◆ **Extracted material**:
>> START

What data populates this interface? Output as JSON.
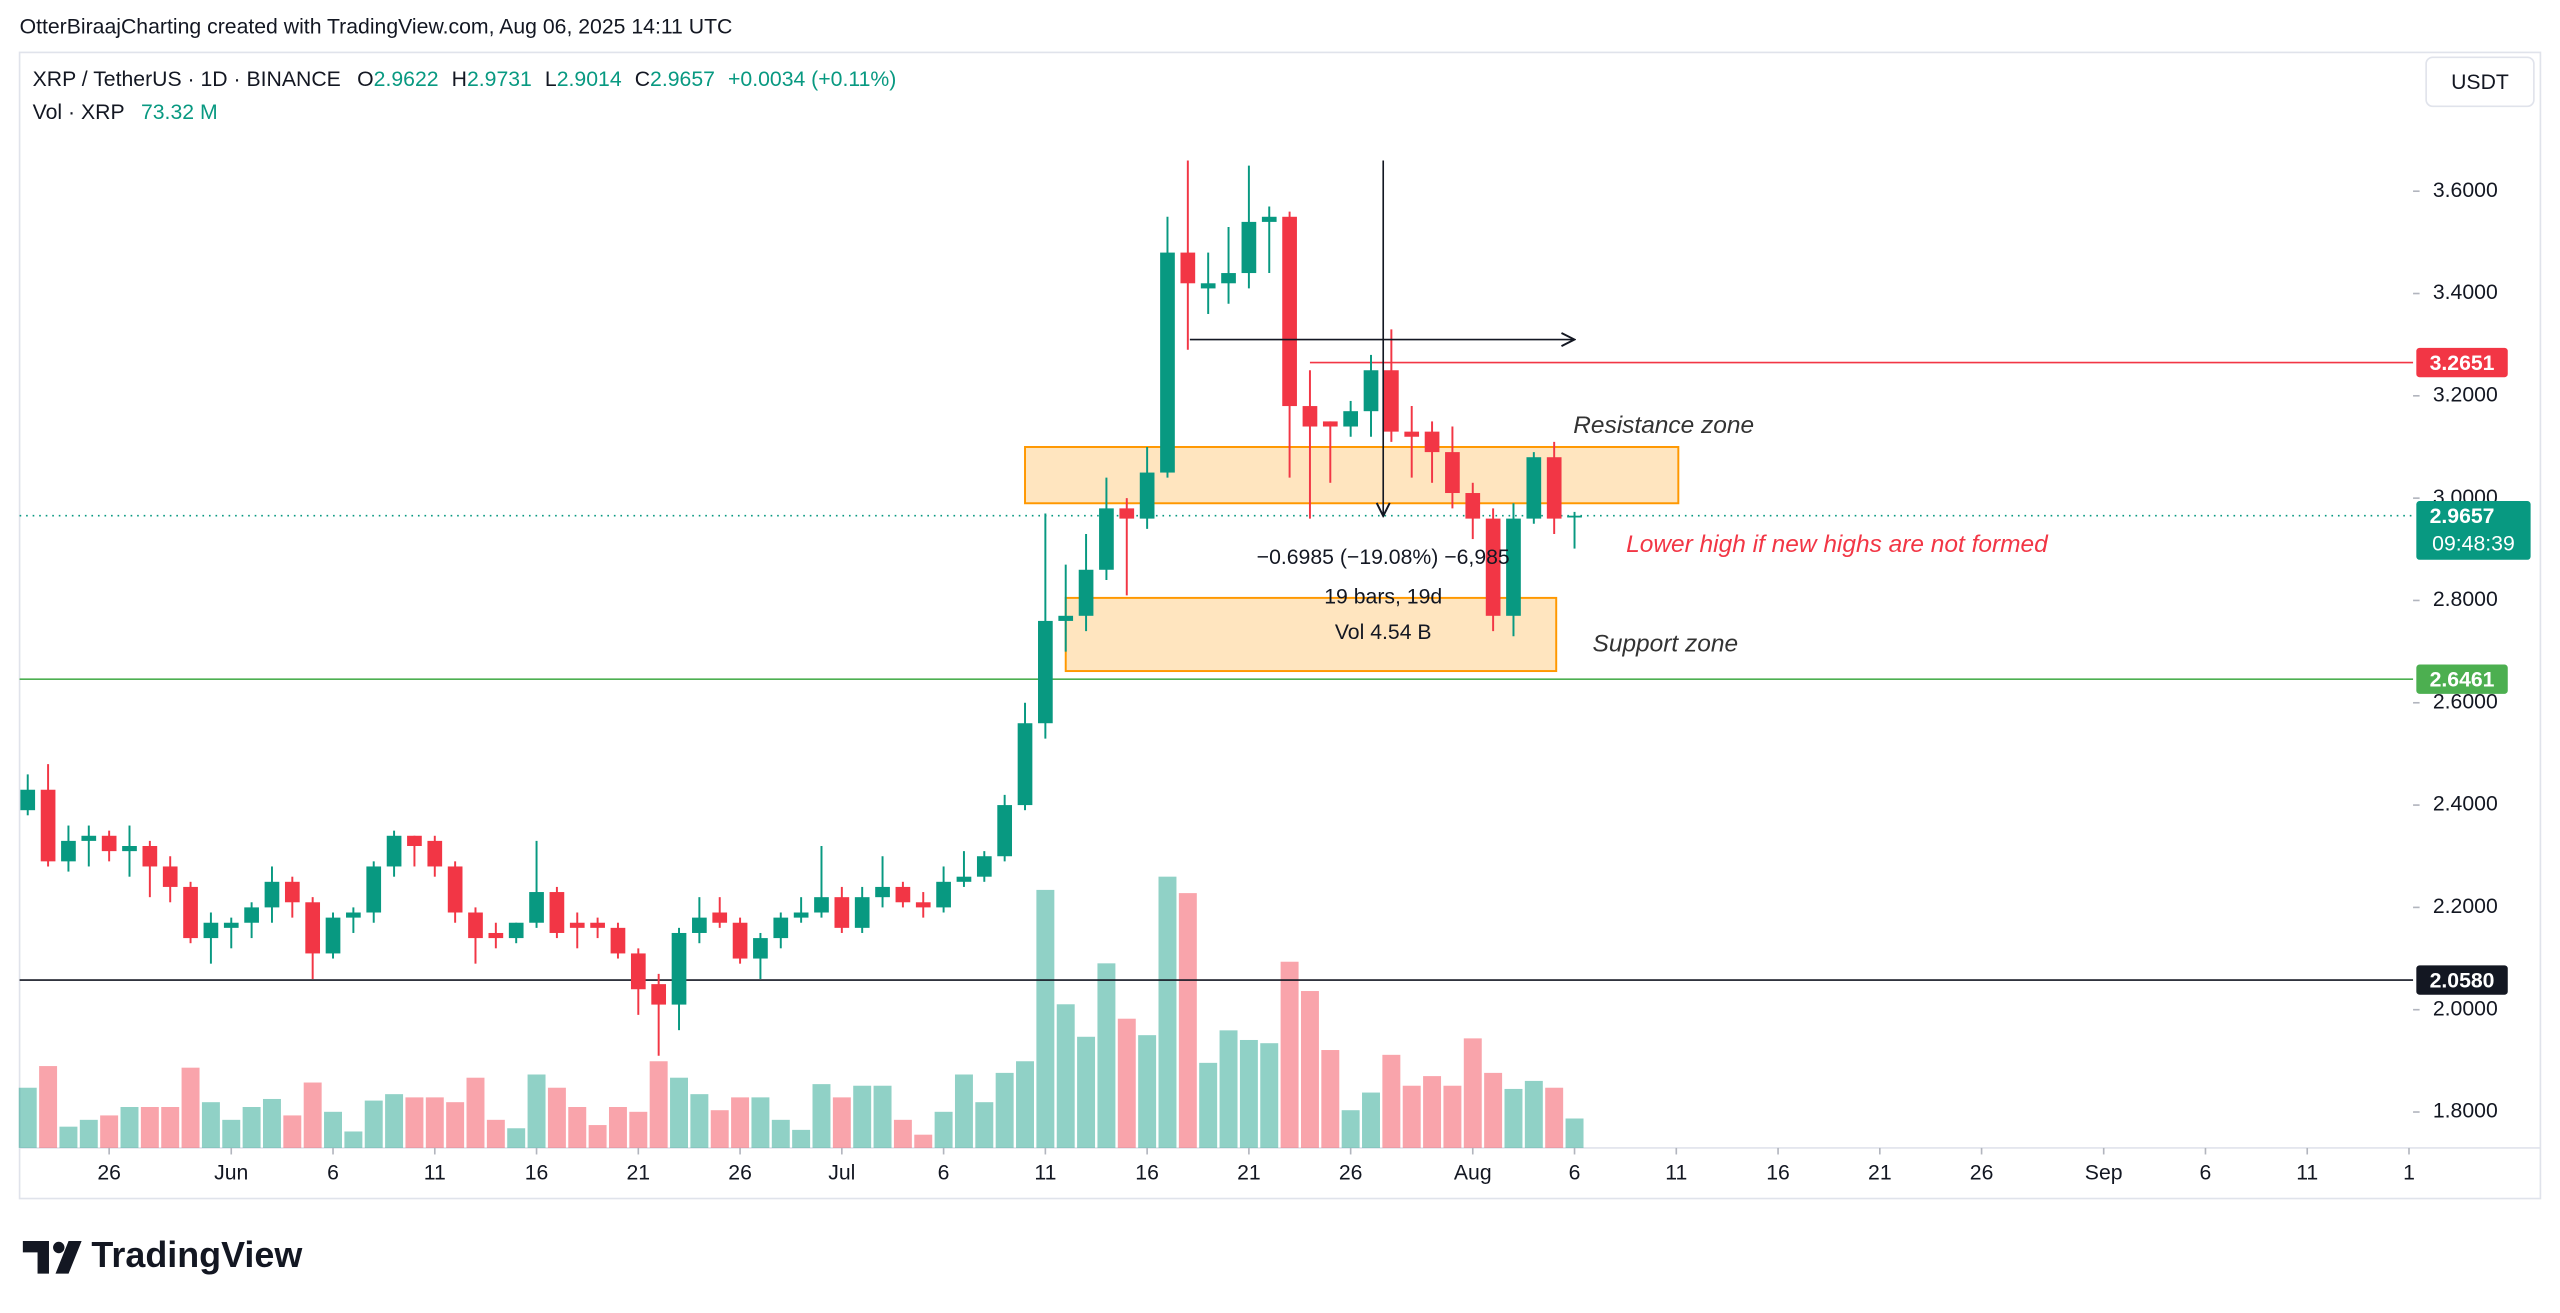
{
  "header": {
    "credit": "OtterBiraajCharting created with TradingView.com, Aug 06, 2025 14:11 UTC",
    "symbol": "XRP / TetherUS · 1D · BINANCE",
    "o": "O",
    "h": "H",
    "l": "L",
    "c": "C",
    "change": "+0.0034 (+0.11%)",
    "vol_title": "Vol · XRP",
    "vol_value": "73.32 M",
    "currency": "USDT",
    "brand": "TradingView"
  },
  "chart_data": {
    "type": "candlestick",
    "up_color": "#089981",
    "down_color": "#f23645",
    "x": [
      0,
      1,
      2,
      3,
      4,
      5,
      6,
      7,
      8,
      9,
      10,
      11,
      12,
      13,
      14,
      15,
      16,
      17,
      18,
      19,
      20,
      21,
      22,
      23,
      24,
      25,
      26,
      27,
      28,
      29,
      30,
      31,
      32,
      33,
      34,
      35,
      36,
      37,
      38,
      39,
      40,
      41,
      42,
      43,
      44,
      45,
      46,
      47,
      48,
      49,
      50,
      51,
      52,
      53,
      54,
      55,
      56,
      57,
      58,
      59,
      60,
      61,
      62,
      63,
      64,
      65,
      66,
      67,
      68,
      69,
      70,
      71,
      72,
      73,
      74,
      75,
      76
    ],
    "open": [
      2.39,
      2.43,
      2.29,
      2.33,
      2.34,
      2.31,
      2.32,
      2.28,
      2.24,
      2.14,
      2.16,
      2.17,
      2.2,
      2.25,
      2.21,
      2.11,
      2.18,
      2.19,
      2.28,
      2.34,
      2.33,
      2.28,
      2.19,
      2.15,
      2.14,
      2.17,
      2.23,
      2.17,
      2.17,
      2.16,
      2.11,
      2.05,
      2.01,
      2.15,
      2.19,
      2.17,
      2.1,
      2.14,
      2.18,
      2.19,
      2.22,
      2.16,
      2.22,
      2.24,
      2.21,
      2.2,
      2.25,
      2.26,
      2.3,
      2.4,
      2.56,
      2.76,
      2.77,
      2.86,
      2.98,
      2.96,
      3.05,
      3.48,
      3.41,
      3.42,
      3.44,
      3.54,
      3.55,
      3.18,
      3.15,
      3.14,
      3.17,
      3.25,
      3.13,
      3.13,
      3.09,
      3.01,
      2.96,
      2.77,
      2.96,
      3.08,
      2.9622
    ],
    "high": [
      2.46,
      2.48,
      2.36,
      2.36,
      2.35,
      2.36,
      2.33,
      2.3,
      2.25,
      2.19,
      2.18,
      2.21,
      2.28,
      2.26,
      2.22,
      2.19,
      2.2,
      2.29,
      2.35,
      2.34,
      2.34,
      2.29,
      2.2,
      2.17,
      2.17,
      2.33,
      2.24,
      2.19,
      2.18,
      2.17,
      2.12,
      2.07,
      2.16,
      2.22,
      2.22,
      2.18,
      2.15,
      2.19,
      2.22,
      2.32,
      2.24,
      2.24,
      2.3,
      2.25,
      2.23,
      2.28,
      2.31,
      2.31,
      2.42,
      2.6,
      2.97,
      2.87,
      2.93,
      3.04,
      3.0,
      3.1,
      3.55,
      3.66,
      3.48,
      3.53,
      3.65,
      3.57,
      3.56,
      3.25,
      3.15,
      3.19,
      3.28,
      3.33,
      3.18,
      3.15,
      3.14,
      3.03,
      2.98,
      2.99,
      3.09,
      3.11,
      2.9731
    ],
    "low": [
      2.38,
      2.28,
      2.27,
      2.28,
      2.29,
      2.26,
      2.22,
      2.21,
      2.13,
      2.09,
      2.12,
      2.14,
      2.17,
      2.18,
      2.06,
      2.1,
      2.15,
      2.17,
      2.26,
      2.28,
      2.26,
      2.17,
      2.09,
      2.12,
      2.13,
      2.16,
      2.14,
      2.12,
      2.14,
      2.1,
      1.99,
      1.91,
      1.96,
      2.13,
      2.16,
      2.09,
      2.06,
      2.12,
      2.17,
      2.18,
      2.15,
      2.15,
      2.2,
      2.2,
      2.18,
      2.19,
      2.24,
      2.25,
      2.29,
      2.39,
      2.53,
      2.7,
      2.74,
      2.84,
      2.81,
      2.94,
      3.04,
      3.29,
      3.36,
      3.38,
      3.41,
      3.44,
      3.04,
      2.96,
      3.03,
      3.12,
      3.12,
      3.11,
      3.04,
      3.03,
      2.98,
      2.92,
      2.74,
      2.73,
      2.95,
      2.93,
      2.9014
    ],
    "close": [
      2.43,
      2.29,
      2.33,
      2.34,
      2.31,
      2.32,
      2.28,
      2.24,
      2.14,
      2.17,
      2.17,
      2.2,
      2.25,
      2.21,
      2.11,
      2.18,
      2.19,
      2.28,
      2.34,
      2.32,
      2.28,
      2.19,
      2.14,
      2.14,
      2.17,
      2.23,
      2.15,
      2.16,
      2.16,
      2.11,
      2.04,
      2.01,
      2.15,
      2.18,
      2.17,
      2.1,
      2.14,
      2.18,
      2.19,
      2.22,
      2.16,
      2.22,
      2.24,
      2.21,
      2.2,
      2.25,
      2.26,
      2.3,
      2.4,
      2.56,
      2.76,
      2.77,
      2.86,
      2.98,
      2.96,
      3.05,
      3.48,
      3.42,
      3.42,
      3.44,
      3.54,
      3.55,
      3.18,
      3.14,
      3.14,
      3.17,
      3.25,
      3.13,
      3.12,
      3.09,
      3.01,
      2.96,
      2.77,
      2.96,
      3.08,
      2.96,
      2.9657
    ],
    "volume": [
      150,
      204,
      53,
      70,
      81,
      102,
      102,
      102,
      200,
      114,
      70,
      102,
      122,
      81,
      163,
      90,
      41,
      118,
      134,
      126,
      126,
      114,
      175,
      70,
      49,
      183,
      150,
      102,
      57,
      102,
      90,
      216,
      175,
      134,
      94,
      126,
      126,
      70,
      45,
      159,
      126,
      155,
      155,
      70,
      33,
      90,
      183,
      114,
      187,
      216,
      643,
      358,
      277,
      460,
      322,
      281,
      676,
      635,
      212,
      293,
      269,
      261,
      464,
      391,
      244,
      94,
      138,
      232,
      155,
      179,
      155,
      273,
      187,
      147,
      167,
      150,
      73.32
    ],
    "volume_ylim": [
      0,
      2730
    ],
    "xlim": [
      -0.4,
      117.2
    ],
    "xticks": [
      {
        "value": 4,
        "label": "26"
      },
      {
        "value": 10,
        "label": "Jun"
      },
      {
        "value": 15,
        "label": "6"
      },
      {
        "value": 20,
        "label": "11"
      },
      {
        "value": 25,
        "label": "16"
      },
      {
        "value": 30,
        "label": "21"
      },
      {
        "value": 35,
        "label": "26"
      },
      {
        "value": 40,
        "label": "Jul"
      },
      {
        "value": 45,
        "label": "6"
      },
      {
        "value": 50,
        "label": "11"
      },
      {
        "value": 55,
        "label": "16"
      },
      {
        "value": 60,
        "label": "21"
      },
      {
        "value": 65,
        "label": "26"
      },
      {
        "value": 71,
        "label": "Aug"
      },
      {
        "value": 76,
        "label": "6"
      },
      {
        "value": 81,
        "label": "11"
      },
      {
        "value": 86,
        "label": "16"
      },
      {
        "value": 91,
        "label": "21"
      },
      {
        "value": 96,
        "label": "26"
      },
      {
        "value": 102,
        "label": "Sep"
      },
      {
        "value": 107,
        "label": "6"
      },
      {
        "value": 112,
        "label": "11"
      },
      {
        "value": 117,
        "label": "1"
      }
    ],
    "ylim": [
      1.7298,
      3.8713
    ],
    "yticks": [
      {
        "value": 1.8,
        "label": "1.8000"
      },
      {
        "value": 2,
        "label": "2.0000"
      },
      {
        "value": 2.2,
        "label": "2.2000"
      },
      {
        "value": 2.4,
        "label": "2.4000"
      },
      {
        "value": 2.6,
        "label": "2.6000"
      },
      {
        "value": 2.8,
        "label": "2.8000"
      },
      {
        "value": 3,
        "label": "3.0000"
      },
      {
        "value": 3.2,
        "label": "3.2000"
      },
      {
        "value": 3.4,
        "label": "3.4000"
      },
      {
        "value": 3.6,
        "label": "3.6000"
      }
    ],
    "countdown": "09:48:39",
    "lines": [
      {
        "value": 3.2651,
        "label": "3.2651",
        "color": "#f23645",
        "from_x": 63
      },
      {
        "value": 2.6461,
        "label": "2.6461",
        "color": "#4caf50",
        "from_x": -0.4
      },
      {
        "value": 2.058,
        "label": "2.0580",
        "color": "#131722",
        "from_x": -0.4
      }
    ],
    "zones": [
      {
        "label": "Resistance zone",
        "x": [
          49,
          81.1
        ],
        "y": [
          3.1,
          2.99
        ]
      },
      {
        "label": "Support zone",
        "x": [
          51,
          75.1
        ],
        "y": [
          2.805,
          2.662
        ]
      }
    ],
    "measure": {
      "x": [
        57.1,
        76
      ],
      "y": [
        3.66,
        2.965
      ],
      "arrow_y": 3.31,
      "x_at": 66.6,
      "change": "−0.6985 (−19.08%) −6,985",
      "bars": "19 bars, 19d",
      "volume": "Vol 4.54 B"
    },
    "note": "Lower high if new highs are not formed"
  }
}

>> END

◆ **Set task**:
Give every line of the material that includes the string "TradingView".

◆ **Exercise output**:
    "credit": "OtterBiraajCharting created with TradingView.com, Aug 06, 2025 14:11 UTC",
    "brand": "TradingView"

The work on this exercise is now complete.